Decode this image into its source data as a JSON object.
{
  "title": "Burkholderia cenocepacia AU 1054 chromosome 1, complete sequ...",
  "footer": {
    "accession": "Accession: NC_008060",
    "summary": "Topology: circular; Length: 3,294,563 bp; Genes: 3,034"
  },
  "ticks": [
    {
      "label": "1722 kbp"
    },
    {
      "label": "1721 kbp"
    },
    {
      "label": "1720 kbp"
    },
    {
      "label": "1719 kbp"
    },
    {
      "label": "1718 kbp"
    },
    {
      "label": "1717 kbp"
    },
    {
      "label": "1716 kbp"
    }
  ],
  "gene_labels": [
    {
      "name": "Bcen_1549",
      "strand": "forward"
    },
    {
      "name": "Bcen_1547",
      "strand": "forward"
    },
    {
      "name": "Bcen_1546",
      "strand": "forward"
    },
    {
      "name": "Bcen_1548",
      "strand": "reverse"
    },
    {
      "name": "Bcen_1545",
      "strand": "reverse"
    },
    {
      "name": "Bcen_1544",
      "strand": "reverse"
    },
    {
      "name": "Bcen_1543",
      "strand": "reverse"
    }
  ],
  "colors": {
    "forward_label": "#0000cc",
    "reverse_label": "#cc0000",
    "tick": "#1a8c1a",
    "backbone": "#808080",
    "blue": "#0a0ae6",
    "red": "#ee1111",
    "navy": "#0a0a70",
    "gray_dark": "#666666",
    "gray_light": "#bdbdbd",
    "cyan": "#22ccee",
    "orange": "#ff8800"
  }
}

Your goal:
Repeat the records above exactly, with nothing left out.

Output of the exercise:
Decode this image into its source data as a JSON object.
{
  "title": "Burkholderia cenocepacia AU 1054 chromosome 1, complete sequ...",
  "footer": {
    "accession": "Accession: NC_008060",
    "summary": "Topology: circular; Length: 3,294,563 bp; Genes: 3,034"
  },
  "ticks": [
    {
      "label": "1722 kbp"
    },
    {
      "label": "1721 kbp"
    },
    {
      "label": "1720 kbp"
    },
    {
      "label": "1719 kbp"
    },
    {
      "label": "1718 kbp"
    },
    {
      "label": "1717 kbp"
    },
    {
      "label": "1716 kbp"
    }
  ],
  "gene_labels": [
    {
      "name": "Bcen_1549",
      "strand": "forward"
    },
    {
      "name": "Bcen_1547",
      "strand": "forward"
    },
    {
      "name": "Bcen_1546",
      "strand": "forward"
    },
    {
      "name": "Bcen_1548",
      "strand": "reverse"
    },
    {
      "name": "Bcen_1545",
      "strand": "reverse"
    },
    {
      "name": "Bcen_1544",
      "strand": "reverse"
    },
    {
      "name": "Bcen_1543",
      "strand": "reverse"
    }
  ],
  "colors": {
    "forward_label": "#0000cc",
    "reverse_label": "#cc0000",
    "tick": "#1a8c1a",
    "backbone": "#808080",
    "blue": "#0a0ae6",
    "red": "#ee1111",
    "navy": "#0a0a70",
    "gray_dark": "#666666",
    "gray_light": "#bdbdbd",
    "cyan": "#22ccee",
    "orange": "#ff8800"
  }
}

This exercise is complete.